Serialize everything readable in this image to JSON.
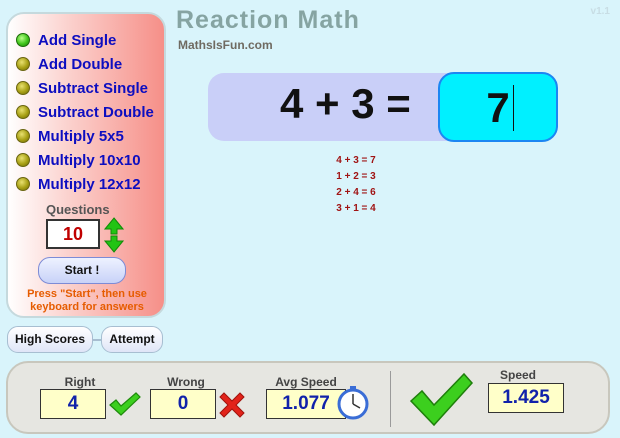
{
  "version": "v1.1",
  "app": {
    "title": "Reaction Math",
    "subtitle": "MathsIsFun.com"
  },
  "modes": [
    {
      "label": "Add Single",
      "selected": true
    },
    {
      "label": "Add Double",
      "selected": false
    },
    {
      "label": "Subtract Single",
      "selected": false
    },
    {
      "label": "Subtract Double",
      "selected": false
    },
    {
      "label": "Multiply 5x5",
      "selected": false
    },
    {
      "label": "Multiply 10x10",
      "selected": false
    },
    {
      "label": "Multiply 12x12",
      "selected": false
    }
  ],
  "questions": {
    "label": "Questions",
    "value": "10"
  },
  "start_button": "Start !",
  "hint": "Press \"Start\", then use keyboard for answers",
  "tabs": {
    "high_scores": "High Scores",
    "attempt": "Attempt"
  },
  "equation": {
    "question": "4 + 3 =",
    "answer": "7"
  },
  "history": [
    "4 + 3 = 7",
    "1 + 2 = 3",
    "2 + 4 = 6",
    "3 + 1 = 4"
  ],
  "stats": {
    "right_label": "Right",
    "right_value": "4",
    "wrong_label": "Wrong",
    "wrong_value": "0",
    "avg_label": "Avg Speed",
    "avg_value": "1.077",
    "speed_label": "Speed",
    "speed_value": "1.425"
  },
  "icons": {
    "check": "check-icon",
    "cross": "cross-icon",
    "clock": "clock-icon",
    "stepper": "up-down-arrows-icon"
  },
  "colors": {
    "mode_text": "#0d0ec0",
    "answer_bg": "#00f0ff",
    "history_text": "#a01414",
    "hint_text": "#e65c00",
    "stat_value": "#1122aa"
  }
}
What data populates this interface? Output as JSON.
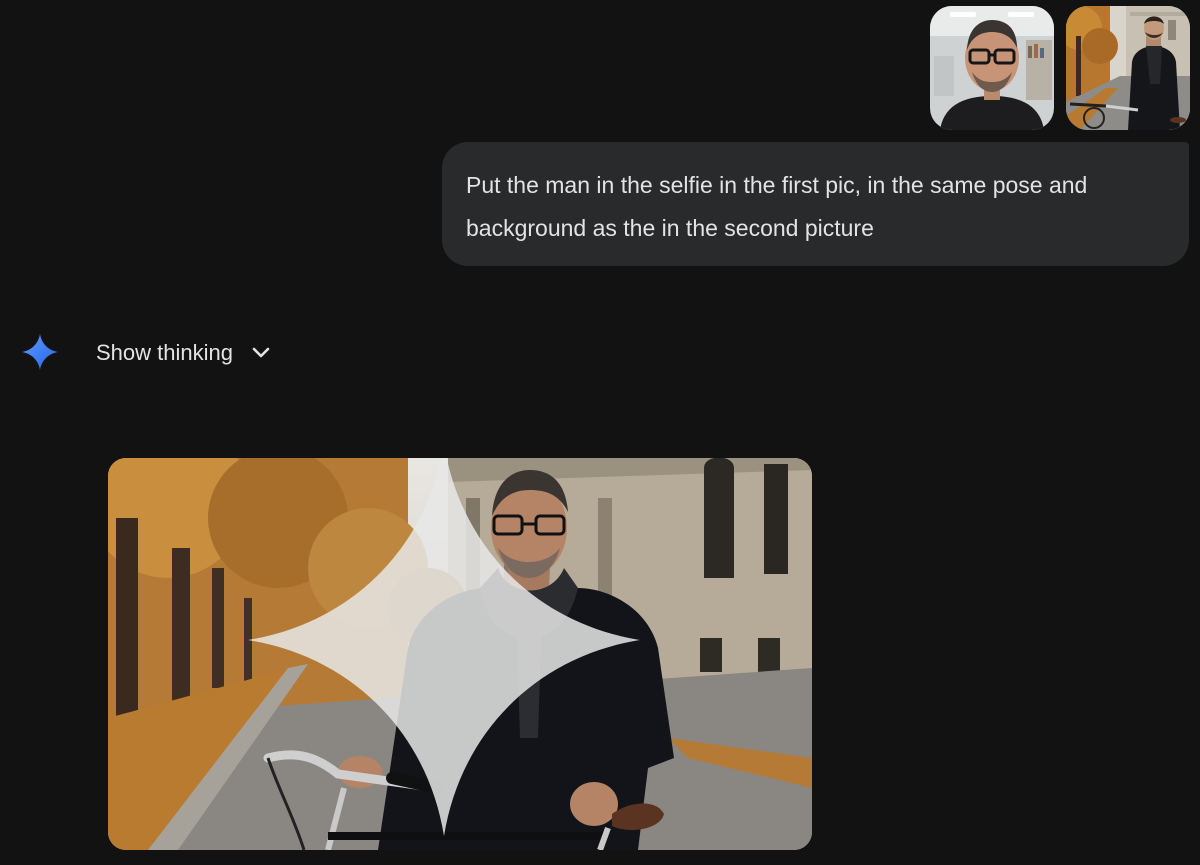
{
  "user_message": {
    "attachments": [
      {
        "icon": "selfie-thumbnail"
      },
      {
        "icon": "reference-photo-thumbnail"
      }
    ],
    "text": "Put the man in the selfie in the first pic, in the same pose and background as the in the second picture"
  },
  "response": {
    "assistant_icon": "gemini-sparkle-icon",
    "thinking_label": "Show thinking",
    "thinking_chevron": "chevron-down-icon",
    "generated_image": {
      "icon": "generated-image",
      "watermark": "sparkle-watermark-icon"
    }
  },
  "colors": {
    "background": "#121212",
    "bubble": "#282a2c",
    "text": "#e3e3e3",
    "accent": "#4c8df6"
  }
}
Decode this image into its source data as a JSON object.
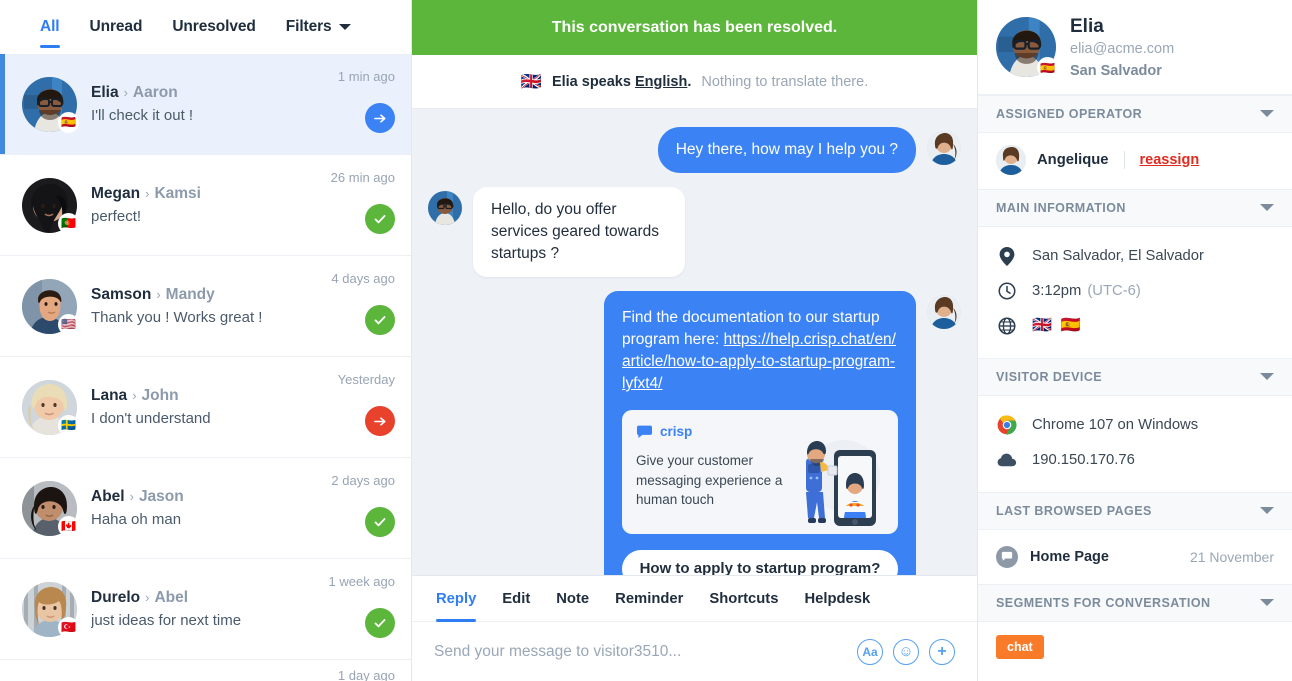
{
  "list": {
    "tabs": [
      {
        "label": "All",
        "active": true
      },
      {
        "label": "Unread",
        "active": false
      },
      {
        "label": "Unresolved",
        "active": false
      },
      {
        "label": "Filters",
        "active": false,
        "caret": true
      }
    ],
    "conversations": [
      {
        "from": "Elia",
        "sep": "›",
        "to": "Aaron",
        "preview": "I'll check it out !",
        "time": "1 min ago",
        "badge": "blue",
        "flag": "🇪🇸",
        "selected": true
      },
      {
        "from": "Megan",
        "sep": "›",
        "to": "Kamsi",
        "preview": "perfect!",
        "time": "26 min ago",
        "badge": "green",
        "flag": "🇵🇹",
        "selected": false
      },
      {
        "from": "Samson",
        "sep": "›",
        "to": "Mandy",
        "preview": "Thank you ! Works great !",
        "time": "4 days ago",
        "badge": "green",
        "flag": "🇺🇸",
        "selected": false
      },
      {
        "from": "Lana",
        "sep": "›",
        "to": "John",
        "preview": "I don't understand",
        "time": "Yesterday",
        "badge": "red",
        "flag": "🇸🇪",
        "selected": false
      },
      {
        "from": "Abel",
        "sep": "›",
        "to": "Jason",
        "preview": "Haha oh man",
        "time": "2 days ago",
        "badge": "green",
        "flag": "🇨🇦",
        "selected": false
      },
      {
        "from": "Durelo",
        "sep": "›",
        "to": "Abel",
        "preview": "just ideas for next time",
        "time": "1 week ago",
        "badge": "green",
        "flag": "🇹🇷",
        "selected": false
      }
    ],
    "next_partial_time": "1 day ago"
  },
  "chat": {
    "resolved_banner": "This conversation has been resolved.",
    "translate": {
      "flag": "🇬🇧",
      "main_prefix": "Elia speaks ",
      "language": "English",
      "main_suffix": ".",
      "sub": "Nothing to translate there."
    },
    "messages": [
      {
        "dir": "out",
        "type": "text",
        "text": "Hey there, how may I help you ?"
      },
      {
        "dir": "in",
        "type": "text",
        "text": "Hello, do you offer services geared towards startups ?"
      }
    ],
    "rich_message": {
      "dir": "out",
      "text_prefix": "Find the documentation to our startup program here: ",
      "link": "https://help.crisp.chat/en/article/how-to-apply-to-startup-program-lyfxt4/",
      "card": {
        "brand": "crisp",
        "text": "Give your customer messaging experience a human touch"
      },
      "cta": "How to apply to startup program?"
    },
    "composer": {
      "tabs": [
        {
          "label": "Reply",
          "active": true
        },
        {
          "label": "Edit",
          "active": false
        },
        {
          "label": "Note",
          "active": false
        },
        {
          "label": "Reminder",
          "active": false
        },
        {
          "label": "Shortcuts",
          "active": false
        },
        {
          "label": "Helpdesk",
          "active": false
        }
      ],
      "placeholder": "Send your message to visitor3510...",
      "tools": [
        {
          "name": "text-format-icon",
          "glyph": "Aa"
        },
        {
          "name": "emoji-icon",
          "glyph": "☺"
        },
        {
          "name": "attachment-add-icon",
          "glyph": "+"
        }
      ]
    }
  },
  "sidebar": {
    "profile": {
      "name": "Elia",
      "email": "elia@acme.com",
      "location": "San Salvador",
      "flag": "🇪🇸"
    },
    "sections": [
      {
        "title": "ASSIGNED OPERATOR"
      },
      {
        "title": "MAIN INFORMATION"
      },
      {
        "title": "VISITOR DEVICE"
      },
      {
        "title": "LAST BROWSED PAGES"
      },
      {
        "title": "SEGMENTS FOR CONVERSATION"
      }
    ],
    "operator": {
      "name": "Angelique",
      "reassign_label": "reassign"
    },
    "main_info": {
      "location": "San Salvador, El Salvador",
      "time": "3:12pm",
      "timezone": "(UTC-6)",
      "languages": [
        "🇬🇧",
        "🇪🇸"
      ]
    },
    "device": {
      "browser": "Chrome 107 on Windows",
      "ip": "190.150.170.76"
    },
    "browsed_pages": [
      {
        "name": "Home Page",
        "date": "21 November"
      }
    ],
    "segments": [
      "chat"
    ]
  },
  "colors": {
    "accent_blue": "#3b82f5",
    "resolved_green": "#5cb63c",
    "alert_red": "#e8412c",
    "segment_orange": "#f97a28",
    "chat_bg": "#eef1f6"
  }
}
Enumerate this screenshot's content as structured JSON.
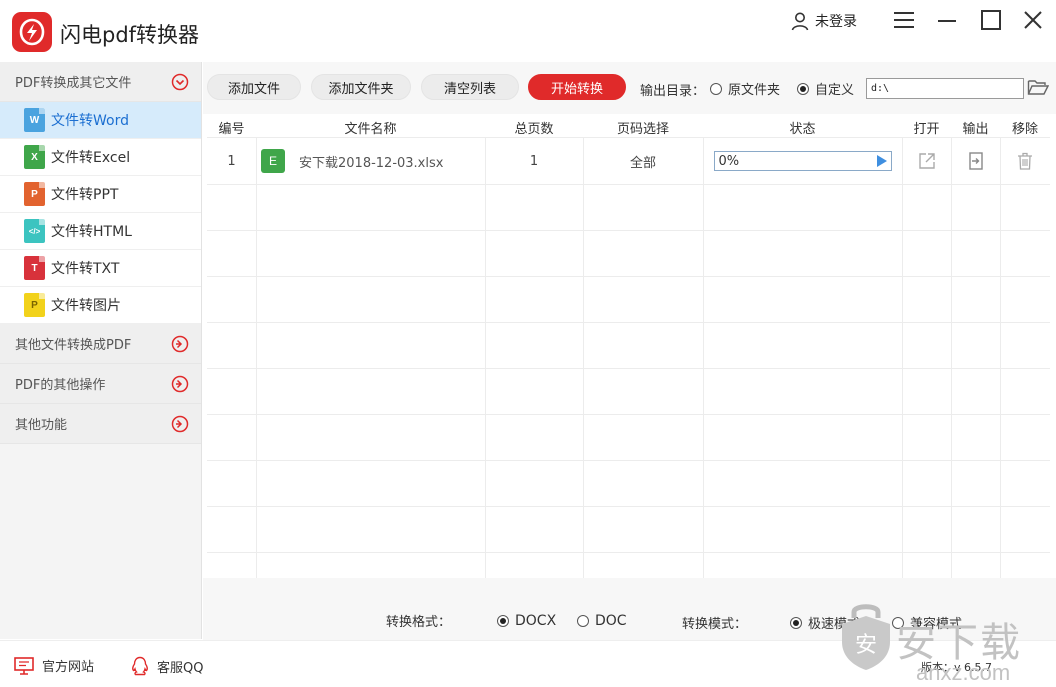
══════════════════════════════
■ Task instructions:
Pictures in the records above are left out; print everything else exactly as written.

■ Result of this task:
Serialize everything readable in this image to JSON.
{
  "version": "v1.1",
  "app": {
    "title": "Reaction Math",
    "subtitle": "MathsIsFun.com"
  },
  "modes": [
    {
      "label": "Add Single",
      "selected": true
    },
    {
      "label": "Add Double",
      "selected": false
    },
    {
      "label": "Subtract Single",
      "selected": false
    },
    {
      "label": "Subtract Double",
      "selected": false
    },
    {
      "label": "Multiply 5x5",
      "selected": false
    },
    {
      "label": "Multiply 10x10",
      "selected": false
    },
    {
      "label": "Multiply 12x12",
      "selected": false
    }
  ],
  "questions": {
    "label": "Questions",
    "value": "10"
  },
  "start_button": "Start !",
  "hint": "Press \"Start\", then use keyboard for answers",
  "tabs": {
    "high_scores": "High Scores",
    "attempt": "Attempt"
  },
  "equation": {
    "question": "4 + 3 =",
    "answer": "7"
  },
  "history": [
    "4 + 3 = 7",
    "1 + 2 = 3",
    "2 + 4 = 6",
    "3 + 1 = 4"
  ],
  "stats": {
    "right_label": "Right",
    "right_value": "4",
    "wrong_label": "Wrong",
    "wrong_value": "0",
    "avg_label": "Avg Speed",
    "avg_value": "1.077",
    "speed_label": "Speed",
    "speed_value": "1.425"
  },
  "icons": {
    "check": "check-icon",
    "cross": "cross-icon",
    "clock": "clock-icon",
    "stepper": "up-down-arrows-icon"
  },
  "colors": {
    "mode_text": "#0d0ec0",
    "answer_bg": "#00f0ff",
    "history_text": "#a01414",
    "hint_text": "#e65c00",
    "stat_value": "#1122aa"
  }
}
What data populates this interface? Output as JSON.
{
  "user_message": {
    "attachments": [
      {
        "icon": "selfie-thumbnail"
      },
      {
        "icon": "reference-photo-thumbnail"
      }
    ],
    "text": "Put the man in the selfie in the first pic, in the same pose and background as the in the second picture"
  },
  "response": {
    "assistant_icon": "gemini-sparkle-icon",
    "thinking_label": "Show thinking",
    "thinking_chevron": "chevron-down-icon",
    "generated_image": {
      "icon": "generated-image",
      "watermark": "sparkle-watermark-icon"
    }
  },
  "colors": {
    "background": "#121212",
    "bubble": "#282a2c",
    "text": "#e3e3e3",
    "accent": "#4c8df6"
  }
}
Decode this image into its source data as a JSON object.
{
  "list": {
    "tabs": [
      {
        "label": "All",
        "active": true
      },
      {
        "label": "Unread",
        "active": false
      },
      {
        "label": "Unresolved",
        "active": false
      },
      {
        "label": "Filters",
        "active": false,
        "caret": true
      }
    ],
    "conversations": [
      {
        "from": "Elia",
        "sep": "›",
        "to": "Aaron",
        "preview": "I'll check it out !",
        "time": "1 min ago",
        "badge": "blue",
        "flag": "🇪🇸",
        "selected": true
      },
      {
        "from": "Megan",
        "sep": "›",
        "to": "Kamsi",
        "preview": "perfect!",
        "time": "26 min ago",
        "badge": "green",
        "flag": "🇵🇹",
        "selected": false
      },
      {
        "from": "Samson",
        "sep": "›",
        "to": "Mandy",
        "preview": "Thank you ! Works great !",
        "time": "4 days ago",
        "badge": "green",
        "flag": "🇺🇸",
        "selected": false
      },
      {
        "from": "Lana",
        "sep": "›",
        "to": "John",
        "preview": "I don't understand",
        "time": "Yesterday",
        "badge": "red",
        "flag": "🇸🇪",
        "selected": false
      },
      {
        "from": "Abel",
        "sep": "›",
        "to": "Jason",
        "preview": "Haha oh man",
        "time": "2 days ago",
        "badge": "green",
        "flag": "🇨🇦",
        "selected": false
      },
      {
        "from": "Durelo",
        "sep": "›",
        "to": "Abel",
        "preview": "just ideas for next time",
        "time": "1 week ago",
        "badge": "green",
        "flag": "🇹🇷",
        "selected": false
      }
    ],
    "next_partial_time": "1 day ago"
  },
  "chat": {
    "resolved_banner": "This conversation has been resolved.",
    "translate": {
      "flag": "🇬🇧",
      "main_prefix": "Elia speaks ",
      "language": "English",
      "main_suffix": ".",
      "sub": "Nothing to translate there."
    },
    "messages": [
      {
        "dir": "out",
        "type": "text",
        "text": "Hey there, how may I help you ?"
      },
      {
        "dir": "in",
        "type": "text",
        "text": "Hello, do you offer services geared towards startups ?"
      }
    ],
    "rich_message": {
      "dir": "out",
      "text_prefix": "Find the documentation to our startup program here: ",
      "link": "https://help.crisp.chat/en/article/how-to-apply-to-startup-program-lyfxt4/",
      "card": {
        "brand": "crisp",
        "text": "Give your customer messaging experience a human touch"
      },
      "cta": "How to apply to startup program?"
    },
    "composer": {
      "tabs": [
        {
          "label": "Reply",
          "active": true
        },
        {
          "label": "Edit",
          "active": false
        },
        {
          "label": "Note",
          "active": false
        },
        {
          "label": "Reminder",
          "active": false
        },
        {
          "label": "Shortcuts",
          "active": false
        },
        {
          "label": "Helpdesk",
          "active": false
        }
      ],
      "placeholder": "Send your message to visitor3510...",
      "tools": [
        {
          "name": "text-format-icon",
          "glyph": "Aa"
        },
        {
          "name": "emoji-icon",
          "glyph": "☺"
        },
        {
          "name": "attachment-add-icon",
          "glyph": "+"
        }
      ]
    }
  },
  "sidebar": {
    "profile": {
      "name": "Elia",
      "email": "elia@acme.com",
      "location": "San Salvador",
      "flag": "🇪🇸"
    },
    "sections": [
      {
        "title": "ASSIGNED OPERATOR"
      },
      {
        "title": "MAIN INFORMATION"
      },
      {
        "title": "VISITOR DEVICE"
      },
      {
        "title": "LAST BROWSED PAGES"
      },
      {
        "title": "SEGMENTS FOR CONVERSATION"
      }
    ],
    "operator": {
      "name": "Angelique",
      "reassign_label": "reassign"
    },
    "main_info": {
      "location": "San Salvador, El Salvador",
      "time": "3:12pm",
      "timezone": "(UTC-6)",
      "languages": [
        "🇬🇧",
        "🇪🇸"
      ]
    },
    "device": {
      "browser": "Chrome 107 on Windows",
      "ip": "190.150.170.76"
    },
    "browsed_pages": [
      {
        "name": "Home Page",
        "date": "21 November"
      }
    ],
    "segments": [
      "chat"
    ]
  },
  "colors": {
    "accent_blue": "#3b82f5",
    "resolved_green": "#5cb63c",
    "alert_red": "#e8412c",
    "segment_orange": "#f97a28",
    "chat_bg": "#eef1f6"
  }
}
Enumerate this screenshot's content as structured JSON.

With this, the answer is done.